### Task details
Records follow. Select each line holding "HEADTUBE".

### Dataset entries

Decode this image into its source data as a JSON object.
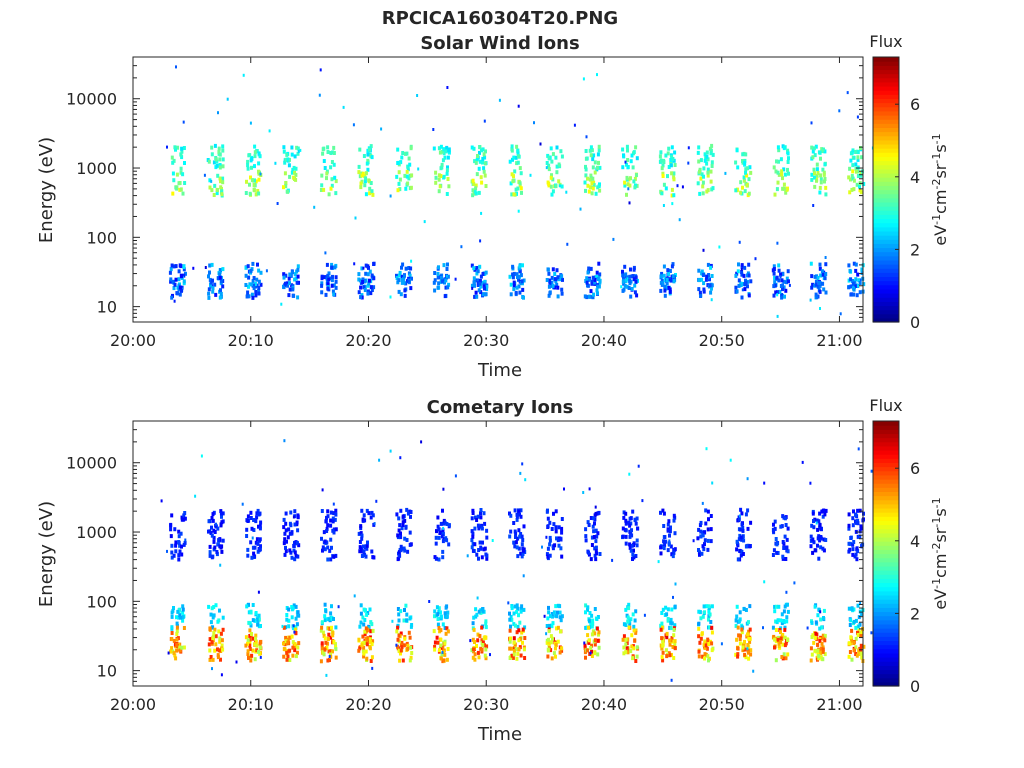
{
  "figure": {
    "title": "RPCICA160304T20.PNG"
  },
  "chart_data": [
    {
      "type": "heatmap",
      "title": "Solar Wind Ions",
      "xlabel": "Time",
      "ylabel": "Energy (eV)",
      "yscale": "log",
      "ylim": [
        6,
        40000
      ],
      "xlim": [
        "20:00",
        "21:02"
      ],
      "xticks": [
        "20:00",
        "20:10",
        "20:20",
        "20:30",
        "20:40",
        "20:50",
        "21:00"
      ],
      "yticks": [
        "10",
        "100",
        "1000",
        "10000"
      ],
      "colorbar": {
        "label": "Flux",
        "unit": "eV-1cm-2sr-1s-1",
        "ticks": [
          "0",
          "2",
          "4",
          "6"
        ],
        "range": [
          0,
          7.3
        ],
        "colormap": "jet"
      },
      "grid": false,
      "sweep_period_min": 3.2,
      "sweep_start_min": 3.7,
      "clusters": [
        {
          "energy": 1400,
          "flux_min": 2.5,
          "flux_max": 3.6
        },
        {
          "energy": 600,
          "flux_min": 2.7,
          "flux_max": 4.6
        },
        {
          "energy": 28,
          "flux_min": 1.0,
          "flux_max": 2.6
        },
        {
          "energy": 20,
          "flux_min": 0.9,
          "flux_max": 2.3
        }
      ]
    },
    {
      "type": "heatmap",
      "title": "Cometary Ions",
      "xlabel": "Time",
      "ylabel": "Energy (eV)",
      "yscale": "log",
      "ylim": [
        6,
        40000
      ],
      "xlim": [
        "20:00",
        "21:02"
      ],
      "xticks": [
        "20:00",
        "20:10",
        "20:20",
        "20:30",
        "20:40",
        "20:50",
        "21:00"
      ],
      "yticks": [
        "10",
        "100",
        "1000",
        "10000"
      ],
      "colorbar": {
        "label": "Flux",
        "unit": "eV-1cm-2sr-1s-1",
        "ticks": [
          "0",
          "2",
          "4",
          "6"
        ],
        "range": [
          0,
          7.3
        ],
        "colormap": "jet"
      },
      "grid": false,
      "sweep_period_min": 3.2,
      "sweep_start_min": 3.7,
      "clusters": [
        {
          "energy": 1400,
          "flux_min": 0.8,
          "flux_max": 1.4
        },
        {
          "energy": 600,
          "flux_min": 0.8,
          "flux_max": 1.5
        },
        {
          "energy": 60,
          "flux_min": 2.0,
          "flux_max": 3.0
        },
        {
          "energy": 28,
          "flux_min": 4.0,
          "flux_max": 6.6
        },
        {
          "energy": 20,
          "flux_min": 3.8,
          "flux_max": 6.2
        }
      ]
    }
  ]
}
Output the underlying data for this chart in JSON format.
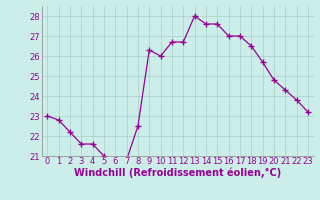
{
  "x": [
    0,
    1,
    2,
    3,
    4,
    5,
    6,
    7,
    8,
    9,
    10,
    11,
    12,
    13,
    14,
    15,
    16,
    17,
    18,
    19,
    20,
    21,
    22,
    23
  ],
  "y": [
    23.0,
    22.8,
    22.2,
    21.6,
    21.6,
    21.0,
    20.8,
    20.8,
    22.5,
    26.3,
    26.0,
    26.7,
    26.7,
    28.0,
    27.6,
    27.6,
    27.0,
    27.0,
    26.5,
    25.7,
    24.8,
    24.3,
    23.8,
    23.2
  ],
  "line_color": "#990099",
  "marker": "+",
  "marker_size": 4,
  "bg_color": "#cceee8",
  "grid_color": "#aacccc",
  "xlabel": "Windchill (Refroidissement éolien,°C)",
  "xlabel_color": "#990099",
  "xlabel_fontsize": 7,
  "tick_color": "#990099",
  "tick_fontsize": 6,
  "ylim": [
    21,
    28.5
  ],
  "yticks": [
    21,
    22,
    23,
    24,
    25,
    26,
    27,
    28
  ],
  "xlim": [
    -0.5,
    23.5
  ],
  "xticks": [
    0,
    1,
    2,
    3,
    4,
    5,
    6,
    7,
    8,
    9,
    10,
    11,
    12,
    13,
    14,
    15,
    16,
    17,
    18,
    19,
    20,
    21,
    22,
    23
  ],
  "spine_color": "#888888"
}
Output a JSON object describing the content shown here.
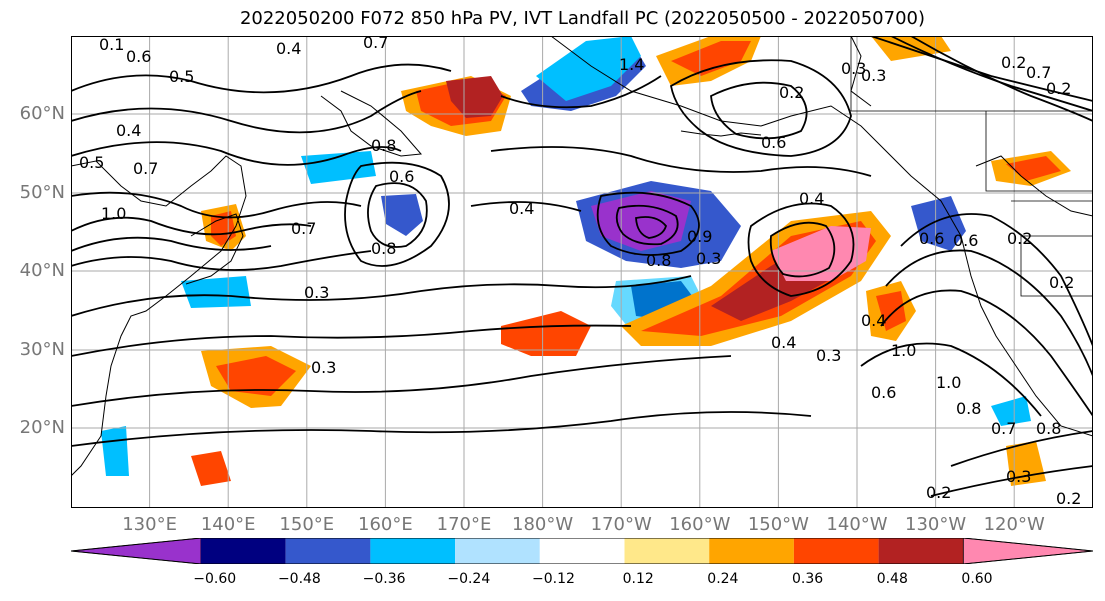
{
  "title": "2022050200 F072 850 hPa PV, IVT Landfall PC (2022050500 - 2022050700)",
  "axes": {
    "lat_labels": [
      "60°N",
      "50°N",
      "40°N",
      "30°N",
      "20°N"
    ],
    "lon_labels": [
      "130°E",
      "140°E",
      "150°E",
      "160°E",
      "170°E",
      "180°W",
      "170°W",
      "160°W",
      "150°W",
      "140°W",
      "130°W",
      "120°W"
    ]
  },
  "colorbar": {
    "colors": [
      "#9932cc",
      "#000080",
      "#3558cc",
      "#00bfff",
      "#b0e2ff",
      "#ffffff",
      "#ffe88a",
      "#ffa500",
      "#ff4500",
      "#b22222",
      "#ff88b0"
    ],
    "tick_labels": [
      "−0.60",
      "−0.48",
      "−0.36",
      "−0.24",
      "−0.12",
      "0.12",
      "0.24",
      "0.36",
      "0.48",
      "0.60"
    ]
  },
  "contour_labels": [
    "0.1",
    "0.6",
    "0.4",
    "0.7",
    "0.5",
    "0.4",
    "0.5",
    "0.7",
    "0.7",
    "0.8",
    "0.8",
    "0.6",
    "0.4",
    "0.3",
    "0.2",
    "0.3",
    "0.4",
    "0.6",
    "0.6",
    "0.8",
    "0.9",
    "0.3",
    "0.4",
    "0.3",
    "0.4",
    "1.0",
    "0.6",
    "1.0",
    "0.8",
    "0.7",
    "0.8",
    "0.3",
    "0.2",
    "0.2",
    "0.3",
    "0.2",
    "0.6",
    "0.2",
    "0.2",
    "0.7",
    "0.2",
    "0.3",
    "1.0",
    "1.4"
  ]
}
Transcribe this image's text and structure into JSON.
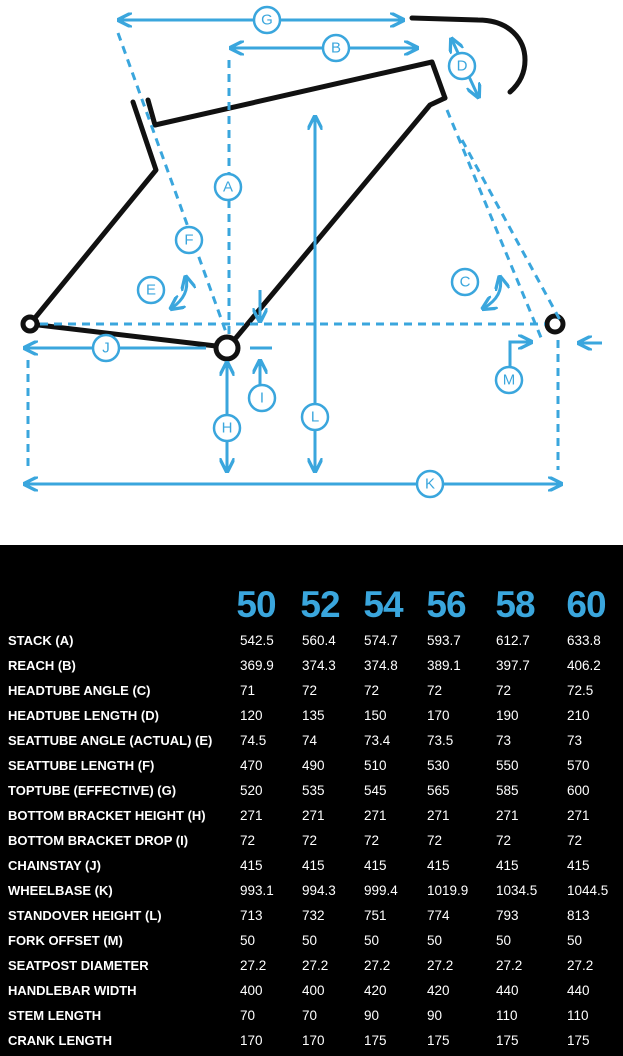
{
  "diagram": {
    "labels": {
      "A": "A",
      "B": "B",
      "C": "C",
      "D": "D",
      "E": "E",
      "F": "F",
      "G": "G",
      "H": "H",
      "I": "I",
      "J": "J",
      "K": "K",
      "L": "L",
      "M": "M"
    },
    "colors": {
      "frame": "#111111",
      "dimension": "#3aa6dd"
    }
  },
  "table": {
    "sizes": [
      "50",
      "52",
      "54",
      "56",
      "58",
      "60"
    ],
    "rows": [
      {
        "label": "STACK (A)",
        "values": [
          "542.5",
          "560.4",
          "574.7",
          "593.7",
          "612.7",
          "633.8"
        ]
      },
      {
        "label": "REACH (B)",
        "values": [
          "369.9",
          "374.3",
          "374.8",
          "389.1",
          "397.7",
          "406.2"
        ]
      },
      {
        "label": "HEADTUBE ANGLE (C)",
        "values": [
          "71",
          "72",
          "72",
          "72",
          "72",
          "72.5"
        ]
      },
      {
        "label": "HEADTUBE LENGTH (D)",
        "values": [
          "120",
          "135",
          "150",
          "170",
          "190",
          "210"
        ]
      },
      {
        "label": "SEATTUBE ANGLE (ACTUAL) (E)",
        "values": [
          "74.5",
          "74",
          "73.4",
          "73.5",
          "73",
          "73"
        ]
      },
      {
        "label": "SEATTUBE LENGTH (F)",
        "values": [
          "470",
          "490",
          "510",
          "530",
          "550",
          "570"
        ]
      },
      {
        "label": "TOPTUBE (EFFECTIVE) (G)",
        "values": [
          "520",
          "535",
          "545",
          "565",
          "585",
          "600"
        ]
      },
      {
        "label": "BOTTOM BRACKET HEIGHT (H)",
        "values": [
          "271",
          "271",
          "271",
          "271",
          "271",
          "271"
        ]
      },
      {
        "label": "BOTTOM BRACKET DROP (I)",
        "values": [
          "72",
          "72",
          "72",
          "72",
          "72",
          "72"
        ]
      },
      {
        "label": "CHAINSTAY (J)",
        "values": [
          "415",
          "415",
          "415",
          "415",
          "415",
          "415"
        ]
      },
      {
        "label": "WHEELBASE (K)",
        "values": [
          "993.1",
          "994.3",
          "999.4",
          "1019.9",
          "1034.5",
          "1044.5"
        ]
      },
      {
        "label": "STANDOVER HEIGHT (L)",
        "values": [
          "713",
          "732",
          "751",
          "774",
          "793",
          "813"
        ]
      },
      {
        "label": "FORK OFFSET (M)",
        "values": [
          "50",
          "50",
          "50",
          "50",
          "50",
          "50"
        ]
      },
      {
        "label": "SEATPOST DIAMETER",
        "values": [
          "27.2",
          "27.2",
          "27.2",
          "27.2",
          "27.2",
          "27.2"
        ]
      },
      {
        "label": "HANDLEBAR WIDTH",
        "values": [
          "400",
          "400",
          "420",
          "420",
          "440",
          "440"
        ]
      },
      {
        "label": "STEM LENGTH",
        "values": [
          "70",
          "70",
          "90",
          "90",
          "110",
          "110"
        ]
      },
      {
        "label": "CRANK LENGTH",
        "values": [
          "170",
          "170",
          "175",
          "175",
          "175",
          "175"
        ]
      }
    ]
  }
}
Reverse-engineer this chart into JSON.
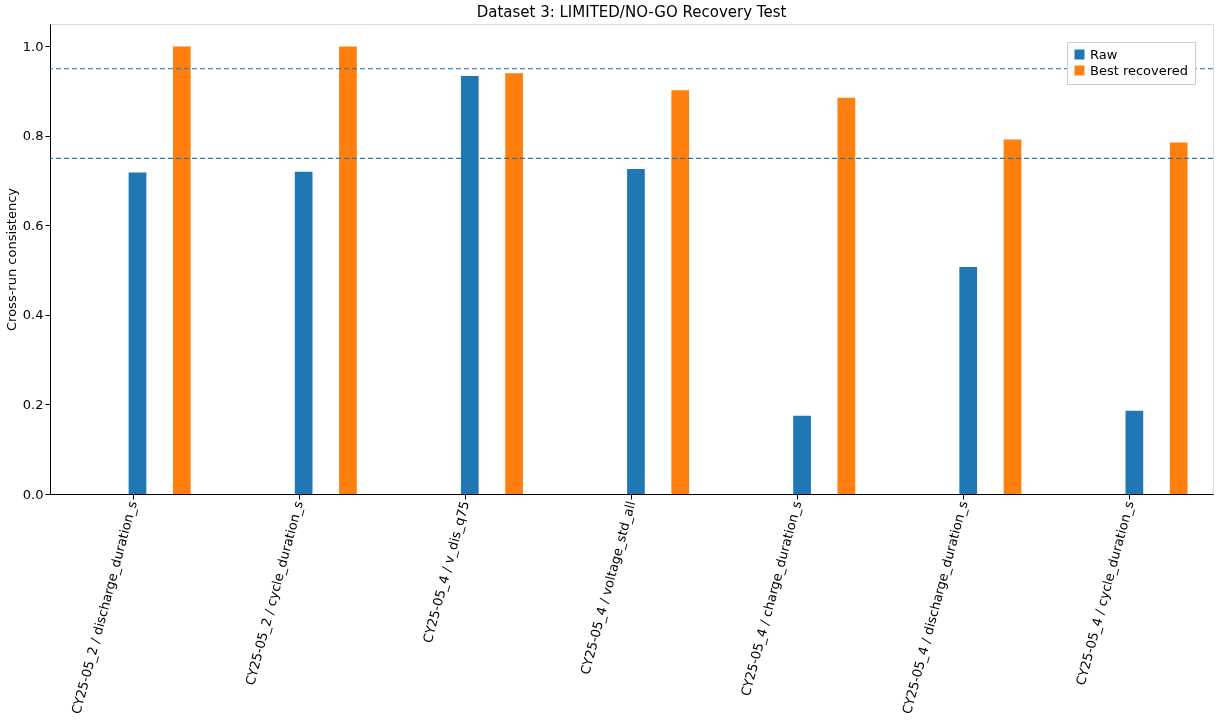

### Exercise response
        "label": "HEADTUBE ANGLE (C)",
        "label": "HEADTUBE LENGTH (D)",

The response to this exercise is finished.